EXERCISE OBJECTIVE: Which lines in the records below contain the word "based"? Copy each one out.

SUPPLIED RECORDS:
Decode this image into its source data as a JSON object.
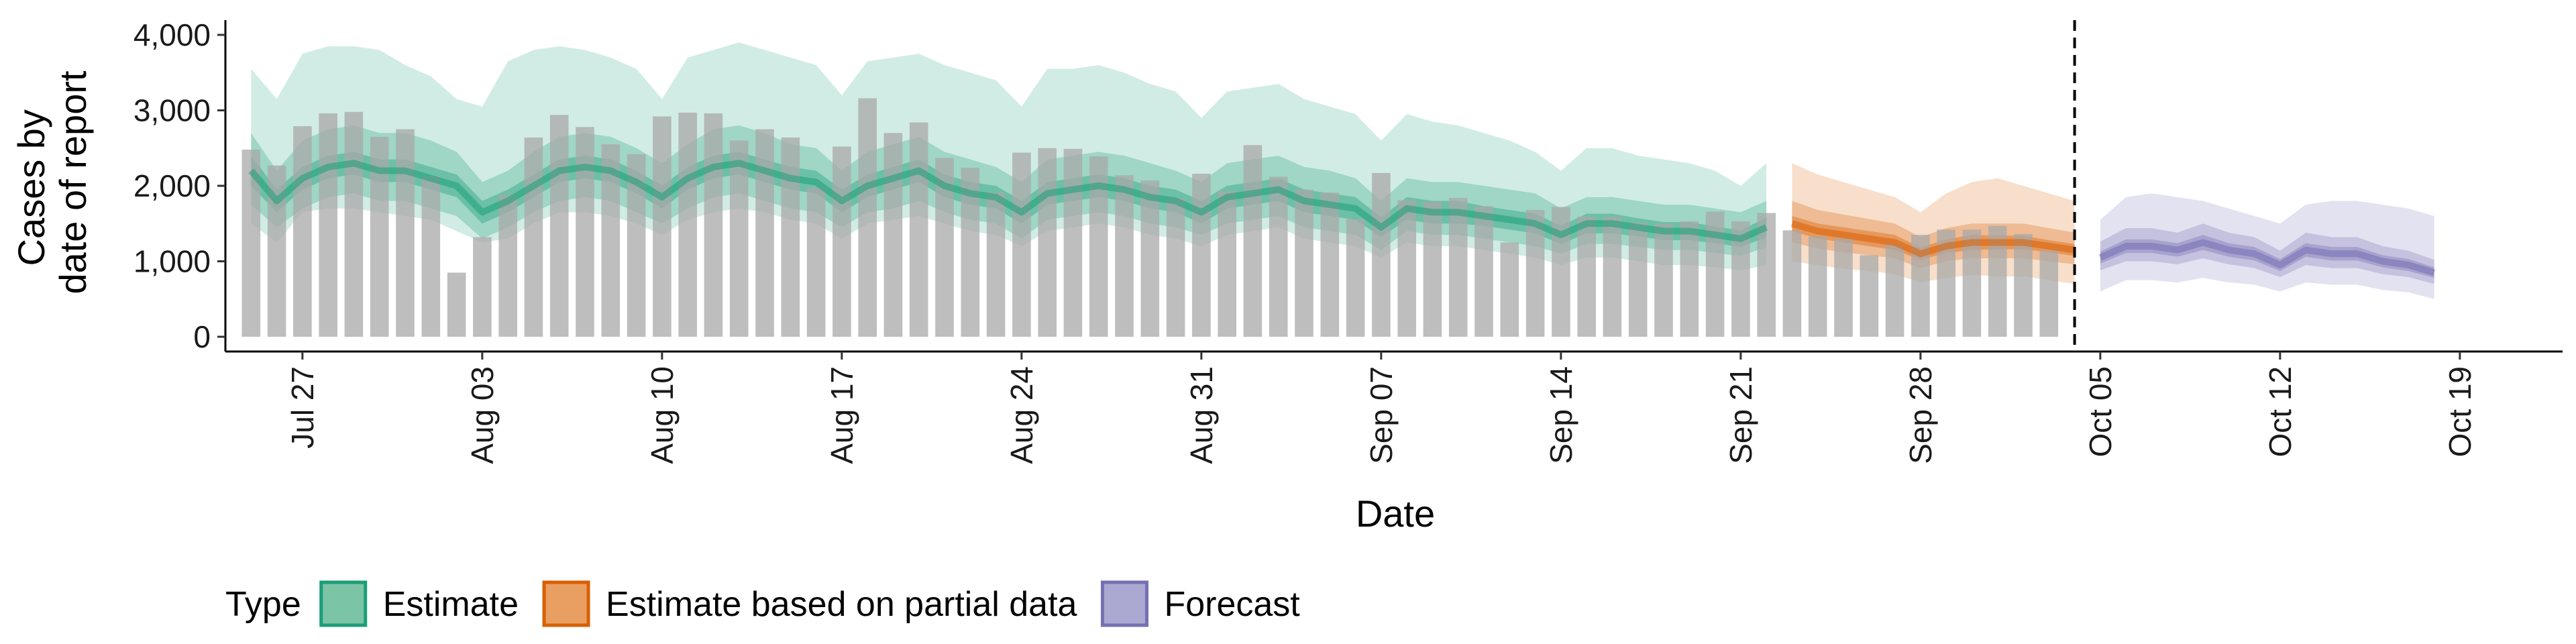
{
  "chart_data": {
    "type": "bar",
    "xlabel": "Date",
    "ylabel_lines": [
      "Cases by",
      "date of report"
    ],
    "ylim": [
      0,
      4000
    ],
    "yticks": [
      0,
      1000,
      2000,
      3000,
      4000
    ],
    "ytick_labels": [
      "0",
      "1,000",
      "2,000",
      "3,000",
      "4,000"
    ],
    "xlim": [
      "2020-07-24",
      "2020-10-23"
    ],
    "xticks": [
      "2020-07-27",
      "2020-08-03",
      "2020-08-10",
      "2020-08-17",
      "2020-08-24",
      "2020-08-31",
      "2020-09-07",
      "2020-09-14",
      "2020-09-21",
      "2020-09-28",
      "2020-10-05",
      "2020-10-12",
      "2020-10-19"
    ],
    "xtick_labels": [
      "Jul 27",
      "Aug 03",
      "Aug 10",
      "Aug 17",
      "Aug 24",
      "Aug 31",
      "Sep 07",
      "Sep 14",
      "Sep 21",
      "Sep 28",
      "Oct 05",
      "Oct 12",
      "Oct 19"
    ],
    "reference_line_date": "2020-10-04",
    "bars": {
      "start_date": "2020-07-25",
      "values": [
        2480,
        2270,
        2790,
        2960,
        2980,
        2650,
        2750,
        2130,
        850,
        1320,
        1880,
        2640,
        2940,
        2780,
        2550,
        2420,
        2920,
        2970,
        2960,
        2600,
        2750,
        2640,
        1980,
        2520,
        3160,
        2700,
        2840,
        2370,
        2240,
        1910,
        2440,
        2500,
        2490,
        2390,
        2140,
        2070,
        1840,
        2160,
        1930,
        2540,
        2120,
        1950,
        1910,
        1560,
        2170,
        1810,
        1790,
        1840,
        1730,
        1250,
        1680,
        1720,
        1590,
        1590,
        1510,
        1500,
        1530,
        1660,
        1530,
        1640,
        1410,
        1330,
        1300,
        1080,
        1220,
        1350,
        1420,
        1420,
        1470,
        1360,
        1140
      ]
    },
    "series": [
      {
        "name": "Estimate",
        "color": "#1b9e77",
        "x": [
          "2020-07-25",
          "2020-07-26",
          "2020-07-27",
          "2020-07-28",
          "2020-07-29",
          "2020-07-30",
          "2020-07-31",
          "2020-08-01",
          "2020-08-02",
          "2020-08-03",
          "2020-08-04",
          "2020-08-05",
          "2020-08-06",
          "2020-08-07",
          "2020-08-08",
          "2020-08-09",
          "2020-08-10",
          "2020-08-11",
          "2020-08-12",
          "2020-08-13",
          "2020-08-14",
          "2020-08-15",
          "2020-08-16",
          "2020-08-17",
          "2020-08-18",
          "2020-08-19",
          "2020-08-20",
          "2020-08-21",
          "2020-08-22",
          "2020-08-23",
          "2020-08-24",
          "2020-08-25",
          "2020-08-26",
          "2020-08-27",
          "2020-08-28",
          "2020-08-29",
          "2020-08-30",
          "2020-08-31",
          "2020-09-01",
          "2020-09-02",
          "2020-09-03",
          "2020-09-04",
          "2020-09-05",
          "2020-09-06",
          "2020-09-07",
          "2020-09-08",
          "2020-09-09",
          "2020-09-10",
          "2020-09-11",
          "2020-09-12",
          "2020-09-13",
          "2020-09-14",
          "2020-09-15",
          "2020-09-16",
          "2020-09-17",
          "2020-09-18",
          "2020-09-19",
          "2020-09-20",
          "2020-09-21",
          "2020-09-22"
        ],
        "median": [
          2200,
          1800,
          2100,
          2250,
          2300,
          2200,
          2200,
          2100,
          2000,
          1650,
          1800,
          2000,
          2200,
          2250,
          2200,
          2050,
          1850,
          2100,
          2250,
          2300,
          2200,
          2100,
          2050,
          1800,
          2000,
          2100,
          2200,
          2000,
          1900,
          1850,
          1650,
          1900,
          1950,
          2000,
          1950,
          1850,
          1800,
          1650,
          1850,
          1900,
          1950,
          1800,
          1750,
          1700,
          1450,
          1700,
          1650,
          1650,
          1600,
          1550,
          1500,
          1350,
          1500,
          1500,
          1450,
          1400,
          1400,
          1350,
          1300,
          1450
        ],
        "low20": [
          2000,
          1650,
          1950,
          2100,
          2150,
          2050,
          2050,
          1950,
          1850,
          1500,
          1650,
          1850,
          2050,
          2100,
          2050,
          1900,
          1700,
          1950,
          2100,
          2150,
          2050,
          1950,
          1900,
          1650,
          1850,
          1950,
          2050,
          1850,
          1750,
          1700,
          1500,
          1750,
          1800,
          1850,
          1800,
          1700,
          1650,
          1500,
          1700,
          1750,
          1800,
          1650,
          1600,
          1550,
          1320,
          1550,
          1500,
          1500,
          1470,
          1420,
          1370,
          1230,
          1370,
          1370,
          1330,
          1280,
          1280,
          1240,
          1190,
          1320
        ],
        "high20": [
          2400,
          1950,
          2250,
          2400,
          2450,
          2350,
          2350,
          2250,
          2150,
          1800,
          1950,
          2150,
          2350,
          2400,
          2350,
          2200,
          2000,
          2250,
          2400,
          2450,
          2350,
          2250,
          2200,
          1950,
          2150,
          2250,
          2350,
          2150,
          2050,
          2000,
          1800,
          2050,
          2100,
          2150,
          2100,
          2000,
          1950,
          1800,
          2000,
          2050,
          2100,
          1950,
          1900,
          1850,
          1580,
          1850,
          1800,
          1800,
          1730,
          1680,
          1630,
          1470,
          1630,
          1630,
          1570,
          1520,
          1520,
          1460,
          1410,
          1580
        ],
        "low50": [
          1750,
          1450,
          1700,
          1850,
          1900,
          1800,
          1800,
          1700,
          1600,
          1300,
          1450,
          1650,
          1800,
          1850,
          1800,
          1650,
          1500,
          1700,
          1850,
          1900,
          1800,
          1700,
          1650,
          1450,
          1650,
          1700,
          1800,
          1650,
          1550,
          1500,
          1300,
          1550,
          1600,
          1650,
          1600,
          1500,
          1450,
          1350,
          1500,
          1550,
          1600,
          1450,
          1400,
          1350,
          1150,
          1400,
          1350,
          1350,
          1300,
          1250,
          1200,
          1100,
          1230,
          1230,
          1190,
          1150,
          1150,
          1110,
          1070,
          1190
        ],
        "high50": [
          2700,
          2200,
          2600,
          2750,
          2800,
          2700,
          2700,
          2600,
          2450,
          2050,
          2200,
          2450,
          2650,
          2700,
          2650,
          2500,
          2300,
          2550,
          2750,
          2800,
          2700,
          2550,
          2500,
          2200,
          2450,
          2550,
          2650,
          2450,
          2350,
          2250,
          2050,
          2350,
          2400,
          2450,
          2400,
          2300,
          2200,
          2050,
          2300,
          2350,
          2400,
          2250,
          2200,
          2100,
          1800,
          2100,
          2050,
          2050,
          2000,
          1950,
          1900,
          1700,
          1850,
          1850,
          1800,
          1750,
          1750,
          1700,
          1650,
          1800
        ],
        "low90": [
          1500,
          1250,
          1650,
          1700,
          1700,
          1650,
          1600,
          1550,
          1400,
          1250,
          1300,
          1500,
          1650,
          1650,
          1600,
          1500,
          1350,
          1550,
          1650,
          1700,
          1650,
          1550,
          1500,
          1300,
          1500,
          1550,
          1600,
          1500,
          1400,
          1350,
          1200,
          1400,
          1450,
          1500,
          1450,
          1350,
          1300,
          1200,
          1350,
          1400,
          1450,
          1300,
          1250,
          1200,
          1050,
          1250,
          1200,
          1200,
          1150,
          1100,
          1050,
          950,
          1050,
          1050,
          1000,
          950,
          950,
          920,
          880,
          950
        ],
        "high90": [
          3550,
          3150,
          3750,
          3850,
          3850,
          3800,
          3600,
          3450,
          3150,
          3050,
          3650,
          3800,
          3850,
          3800,
          3700,
          3550,
          3150,
          3700,
          3800,
          3900,
          3800,
          3700,
          3600,
          3200,
          3650,
          3700,
          3750,
          3600,
          3500,
          3400,
          3050,
          3550,
          3550,
          3600,
          3500,
          3350,
          3250,
          2900,
          3250,
          3300,
          3350,
          3150,
          3050,
          2950,
          2600,
          2950,
          2850,
          2800,
          2700,
          2600,
          2450,
          2200,
          2500,
          2500,
          2400,
          2350,
          2300,
          2200,
          2000,
          2300
        ]
      },
      {
        "name": "Estimate based on partial data",
        "color": "#d95f02",
        "x": [
          "2020-09-23",
          "2020-09-24",
          "2020-09-25",
          "2020-09-26",
          "2020-09-27",
          "2020-09-28",
          "2020-09-29",
          "2020-09-30",
          "2020-10-01",
          "2020-10-02",
          "2020-10-03",
          "2020-10-04"
        ],
        "median": [
          1500,
          1400,
          1350,
          1300,
          1250,
          1100,
          1200,
          1250,
          1250,
          1250,
          1200,
          1150
        ],
        "low20": [
          1400,
          1300,
          1250,
          1200,
          1150,
          1020,
          1110,
          1150,
          1160,
          1160,
          1120,
          1070
        ],
        "high20": [
          1600,
          1500,
          1450,
          1400,
          1350,
          1180,
          1290,
          1350,
          1340,
          1340,
          1280,
          1230
        ],
        "low50": [
          1250,
          1170,
          1120,
          1080,
          1040,
          910,
          1000,
          1040,
          1040,
          1040,
          1000,
          960
        ],
        "high50": [
          1800,
          1680,
          1620,
          1560,
          1500,
          1320,
          1440,
          1500,
          1500,
          1500,
          1440,
          1380
        ],
        "low90": [
          1000,
          950,
          900,
          870,
          830,
          720,
          780,
          820,
          800,
          800,
          750,
          700
        ],
        "high90": [
          2300,
          2150,
          2050,
          1950,
          1850,
          1650,
          1900,
          2050,
          2100,
          2000,
          1900,
          1800
        ]
      },
      {
        "name": "Forecast",
        "color": "#7570b3",
        "x": [
          "2020-10-05",
          "2020-10-06",
          "2020-10-07",
          "2020-10-08",
          "2020-10-09",
          "2020-10-10",
          "2020-10-11",
          "2020-10-12",
          "2020-10-13",
          "2020-10-14",
          "2020-10-15",
          "2020-10-16",
          "2020-10-17",
          "2020-10-18"
        ],
        "median": [
          1050,
          1200,
          1200,
          1150,
          1250,
          1150,
          1100,
          950,
          1150,
          1100,
          1100,
          1000,
          950,
          850
        ],
        "low20": [
          970,
          1110,
          1110,
          1060,
          1150,
          1060,
          1010,
          870,
          1060,
          1010,
          1010,
          920,
          870,
          780
        ],
        "high20": [
          1130,
          1290,
          1290,
          1240,
          1350,
          1240,
          1190,
          1030,
          1240,
          1190,
          1190,
          1080,
          1030,
          920
        ],
        "low50": [
          880,
          1000,
          1000,
          960,
          1040,
          960,
          910,
          790,
          950,
          910,
          910,
          830,
          790,
          700
        ],
        "high50": [
          1260,
          1440,
          1440,
          1380,
          1500,
          1380,
          1320,
          1140,
          1380,
          1320,
          1320,
          1200,
          1140,
          1020
        ],
        "low90": [
          600,
          750,
          750,
          720,
          780,
          720,
          690,
          600,
          720,
          690,
          690,
          620,
          590,
          500
        ],
        "high90": [
          1550,
          1850,
          1900,
          1850,
          1800,
          1700,
          1600,
          1500,
          1750,
          1800,
          1800,
          1750,
          1700,
          1600
        ]
      }
    ],
    "legend": {
      "title": "Type",
      "position": "bottom",
      "items": [
        {
          "label": "Estimate",
          "fill": "#7cc4a6",
          "stroke": "#1b9e77"
        },
        {
          "label": "Estimate based on partial data",
          "fill": "#e99e62",
          "stroke": "#d95f02"
        },
        {
          "label": "Forecast",
          "fill": "#aba8d2",
          "stroke": "#7570b3"
        }
      ]
    },
    "grid": false
  }
}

RESULT OF THIS TASK:
        "name": "Estimate based on partial data",
          "label": "Estimate based on partial data",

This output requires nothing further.